### WHAT IS REQUIRED
Every record should be written out exactly, with the pictures left out.

[Stored data]
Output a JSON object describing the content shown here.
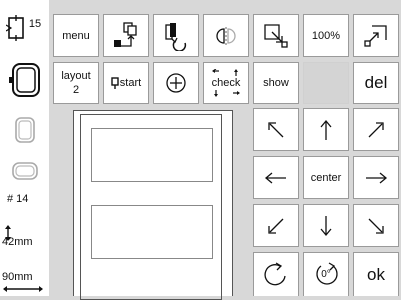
{
  "sidebar": {
    "hoop_number": "15",
    "pattern_number": "# 14",
    "height": "42mm",
    "width": "90mm"
  },
  "toolbar": {
    "menu": "menu",
    "layout_label": "layout",
    "layout_value": "2",
    "start": "start",
    "check": "check",
    "show": "show",
    "del": "del"
  },
  "zoom": {
    "value": "100%"
  },
  "nav": {
    "center": "center",
    "rotate_label": "0°",
    "ok": "ok"
  }
}
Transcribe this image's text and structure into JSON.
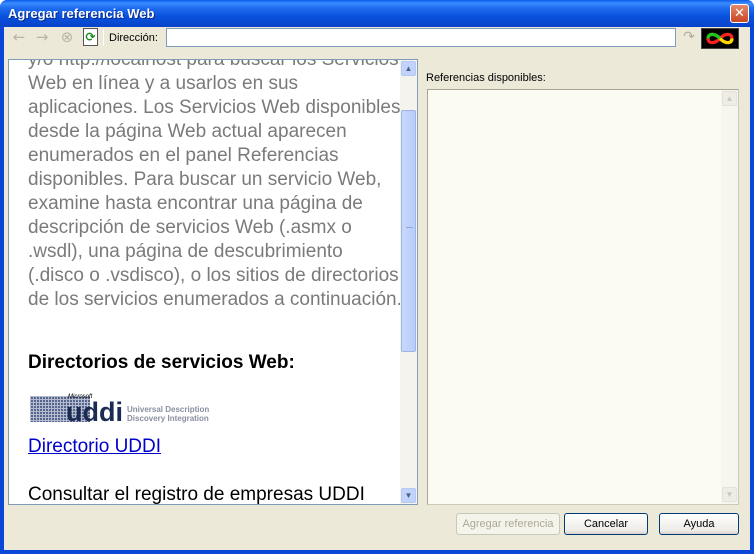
{
  "window": {
    "title": "Agregar referencia Web",
    "close_glyph": "✕"
  },
  "toolbar": {
    "back_icon": "←",
    "forward_icon": "→",
    "stop_icon": "⊗",
    "refresh_icon": "⟳",
    "address_label": "Dirección:",
    "address_value": "",
    "go_icon": "↷"
  },
  "browser": {
    "intro_text": "y/o http://localhost para buscar los Servicios Web en línea y a usarlos en sus aplicaciones. Los Servicios Web disponibles desde la página Web actual aparecen enumerados en el panel Referencias disponibles. Para buscar un servicio Web, examine hasta encontrar una página de descripción de servicios Web (.asmx o .wsdl), una página de descubrimiento (.disco o .vsdisco), o los sitios de directorios de los servicios enumerados a continuación.",
    "directories_heading": "Directorios de servicios Web:",
    "uddi_logo": {
      "brand": "Microsoft",
      "word": "uddi",
      "tagline_1": "Universal Description",
      "tagline_2": "Discovery Integration"
    },
    "uddi_link": "Directorio UDDI",
    "consult_text": "Consultar el registro de empresas UDDI"
  },
  "references": {
    "label": "Referencias disponibles:",
    "items": []
  },
  "buttons": {
    "add_reference": "Agregar referencia",
    "cancel": "Cancelar",
    "help": "Ayuda"
  },
  "colors": {
    "titlebar": "#0851dd",
    "dialog_bg": "#ece9d8",
    "link": "#0000cc"
  }
}
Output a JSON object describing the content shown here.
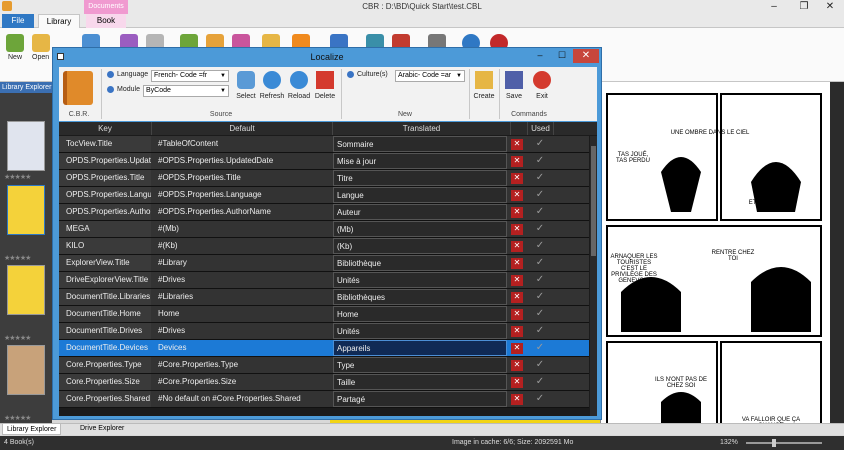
{
  "window": {
    "title": "CBR : D:\\BD\\Quick Start\\test.CBL",
    "context_tab": "Documents"
  },
  "ribbon": {
    "tabs": [
      "File",
      "Library",
      "Book"
    ],
    "buttons": [
      "New",
      "Open"
    ]
  },
  "library_explorer": {
    "title": "Library Explorer"
  },
  "dialog": {
    "title": "Localize",
    "cbr_group_label": "C.B.R.",
    "language_label": "Language",
    "language_value": "French- Code =fr",
    "module_label": "Module",
    "module_value": "ByCode",
    "select_label": "Select",
    "refresh_label": "Refresh",
    "reload_label": "Reload",
    "delete_label": "Delete",
    "source_group_label": "Source",
    "culture_label": "Culture(s)",
    "culture_value": "Arabic- Code =ar",
    "new_group_label": "New",
    "create_label": "Create",
    "save_label": "Save",
    "exit_label": "Exit",
    "commands_group_label": "Commands",
    "columns": [
      "Key",
      "Default",
      "Translated",
      "Used"
    ],
    "rows": [
      {
        "key": "TocView.Title",
        "default": "#TableOfContent",
        "translated": "Sommaire"
      },
      {
        "key": "OPDS.Properties.UpdatedDate",
        "default": "#OPDS.Properties.UpdatedDate",
        "translated": "Mise à jour"
      },
      {
        "key": "OPDS.Properties.Title",
        "default": "#OPDS.Properties.Title",
        "translated": "Titre"
      },
      {
        "key": "OPDS.Properties.Language",
        "default": "#OPDS.Properties.Language",
        "translated": "Langue"
      },
      {
        "key": "OPDS.Properties.AuthorName",
        "default": "#OPDS.Properties.AuthorName",
        "translated": "Auteur"
      },
      {
        "key": "MEGA",
        "default": "#(Mb)",
        "translated": "(Mb)"
      },
      {
        "key": "KILO",
        "default": "#(Kb)",
        "translated": "(Kb)"
      },
      {
        "key": "ExplorerView.Title",
        "default": "#Library",
        "translated": "Bibliothèque"
      },
      {
        "key": "DriveExplorerView.Title",
        "default": "#Drives",
        "translated": "Unités"
      },
      {
        "key": "DocumentTitle.Libraries",
        "default": "#Libraries",
        "translated": "Bibliothèques"
      },
      {
        "key": "DocumentTitle.Home",
        "default": "Home",
        "translated": "Home"
      },
      {
        "key": "DocumentTitle.Drives",
        "default": "#Drives",
        "translated": "Unités"
      },
      {
        "key": "DocumentTitle.Devices",
        "default": "Devices",
        "translated": "Appareils",
        "selected": true
      },
      {
        "key": "Core.Properties.Type",
        "default": "#Core.Properties.Type",
        "translated": "Type"
      },
      {
        "key": "Core.Properties.Size",
        "default": "#Core.Properties.Size",
        "translated": "Taille"
      },
      {
        "key": "Core.Properties.Shared",
        "default": "#No default on #Core.Properties.Shared",
        "translated": "Partagé"
      }
    ]
  },
  "bottom_tabs": [
    "Library Explorer",
    "Drive Explorer"
  ],
  "status": {
    "books": "4 Book(s)",
    "cache": "Image in cache: 6/6; Size: 2092591 Mo",
    "zoom": "132%"
  },
  "comic_text": [
    "UNE OMBRE DANS LE CIEL",
    "TAS JOUÉ, TAS PERDU",
    "ET SOUDAIN",
    "ARNAQUER LES TOURISTES C'EST LE PRIVILÈGE DES GENEVOIS",
    "RENTRE CHEZ TOI",
    "ILS N'ONT PAS DE CHEZ SOI",
    "VA FALLOIR QUE ÇA CHANGE"
  ],
  "colors": {
    "accent": "#4c9ad8",
    "selected_row": "#1c7ad6",
    "delete_red": "#b42020"
  }
}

### WRITTEN SOLUTION
Output a JSON object describing the content shown here.
{
  "sidebar": {
    "hoop_number": "15",
    "pattern_number": "# 14",
    "height": "42mm",
    "width": "90mm"
  },
  "toolbar": {
    "menu": "menu",
    "layout_label": "layout",
    "layout_value": "2",
    "start": "start",
    "check": "check",
    "show": "show",
    "del": "del"
  },
  "zoom": {
    "value": "100%"
  },
  "nav": {
    "center": "center",
    "rotate_label": "0°",
    "ok": "ok"
  }
}
Transcribe this image's text and structure into JSON.
{
  "window": {
    "title": "Agregar referencia Web",
    "close_glyph": "✕"
  },
  "toolbar": {
    "back_icon": "←",
    "forward_icon": "→",
    "stop_icon": "⊗",
    "refresh_icon": "⟳",
    "address_label": "Dirección:",
    "address_value": "",
    "go_icon": "↷"
  },
  "browser": {
    "intro_text": "y/o http://localhost para buscar los Servicios Web en línea y a usarlos en sus aplicaciones. Los Servicios Web disponibles desde la página Web actual aparecen enumerados en el panel Referencias disponibles. Para buscar un servicio Web, examine hasta encontrar una página de descripción de servicios Web (.asmx o .wsdl), una página de descubrimiento (.disco o .vsdisco), o los sitios de directorios de los servicios enumerados a continuación.",
    "directories_heading": "Directorios de servicios Web:",
    "uddi_logo": {
      "brand": "Microsoft",
      "word": "uddi",
      "tagline_1": "Universal Description",
      "tagline_2": "Discovery Integration"
    },
    "uddi_link": "Directorio UDDI",
    "consult_text": "Consultar el registro de empresas UDDI"
  },
  "references": {
    "label": "Referencias disponibles:",
    "items": []
  },
  "buttons": {
    "add_reference": "Agregar referencia",
    "cancel": "Cancelar",
    "help": "Ayuda"
  },
  "colors": {
    "titlebar": "#0851dd",
    "dialog_bg": "#ece9d8",
    "link": "#0000cc"
  }
}
Output a JSON object describing the content shown here.
{
  "window": {
    "title": "CBR : D:\\BD\\Quick Start\\test.CBL",
    "context_tab": "Documents"
  },
  "ribbon": {
    "tabs": [
      "File",
      "Library",
      "Book"
    ],
    "buttons": [
      "New",
      "Open"
    ]
  },
  "library_explorer": {
    "title": "Library Explorer"
  },
  "dialog": {
    "title": "Localize",
    "cbr_group_label": "C.B.R.",
    "language_label": "Language",
    "language_value": "French- Code =fr",
    "module_label": "Module",
    "module_value": "ByCode",
    "select_label": "Select",
    "refresh_label": "Refresh",
    "reload_label": "Reload",
    "delete_label": "Delete",
    "source_group_label": "Source",
    "culture_label": "Culture(s)",
    "culture_value": "Arabic- Code =ar",
    "new_group_label": "New",
    "create_label": "Create",
    "save_label": "Save",
    "exit_label": "Exit",
    "commands_group_label": "Commands",
    "columns": [
      "Key",
      "Default",
      "Translated",
      "Used"
    ],
    "rows": [
      {
        "key": "TocView.Title",
        "default": "#TableOfContent",
        "translated": "Sommaire"
      },
      {
        "key": "OPDS.Properties.UpdatedDate",
        "default": "#OPDS.Properties.UpdatedDate",
        "translated": "Mise à jour"
      },
      {
        "key": "OPDS.Properties.Title",
        "default": "#OPDS.Properties.Title",
        "translated": "Titre"
      },
      {
        "key": "OPDS.Properties.Language",
        "default": "#OPDS.Properties.Language",
        "translated": "Langue"
      },
      {
        "key": "OPDS.Properties.AuthorName",
        "default": "#OPDS.Properties.AuthorName",
        "translated": "Auteur"
      },
      {
        "key": "MEGA",
        "default": "#(Mb)",
        "translated": "(Mb)"
      },
      {
        "key": "KILO",
        "default": "#(Kb)",
        "translated": "(Kb)"
      },
      {
        "key": "ExplorerView.Title",
        "default": "#Library",
        "translated": "Bibliothèque"
      },
      {
        "key": "DriveExplorerView.Title",
        "default": "#Drives",
        "translated": "Unités"
      },
      {
        "key": "DocumentTitle.Libraries",
        "default": "#Libraries",
        "translated": "Bibliothèques"
      },
      {
        "key": "DocumentTitle.Home",
        "default": "Home",
        "translated": "Home"
      },
      {
        "key": "DocumentTitle.Drives",
        "default": "#Drives",
        "translated": "Unités"
      },
      {
        "key": "DocumentTitle.Devices",
        "default": "Devices",
        "translated": "Appareils",
        "selected": true
      },
      {
        "key": "Core.Properties.Type",
        "default": "#Core.Properties.Type",
        "translated": "Type"
      },
      {
        "key": "Core.Properties.Size",
        "default": "#Core.Properties.Size",
        "translated": "Taille"
      },
      {
        "key": "Core.Properties.Shared",
        "default": "#No default on #Core.Properties.Shared",
        "translated": "Partagé"
      }
    ]
  },
  "bottom_tabs": [
    "Library Explorer",
    "Drive Explorer"
  ],
  "status": {
    "books": "4 Book(s)",
    "cache": "Image in cache: 6/6; Size: 2092591 Mo",
    "zoom": "132%"
  },
  "comic_text": [
    "UNE OMBRE DANS LE CIEL",
    "TAS JOUÉ, TAS PERDU",
    "ET SOUDAIN",
    "ARNAQUER LES TOURISTES C'EST LE PRIVILÈGE DES GENEVOIS",
    "RENTRE CHEZ TOI",
    "ILS N'ONT PAS DE CHEZ SOI",
    "VA FALLOIR QUE ÇA CHANGE"
  ],
  "colors": {
    "accent": "#4c9ad8",
    "selected_row": "#1c7ad6",
    "delete_red": "#b42020"
  }
}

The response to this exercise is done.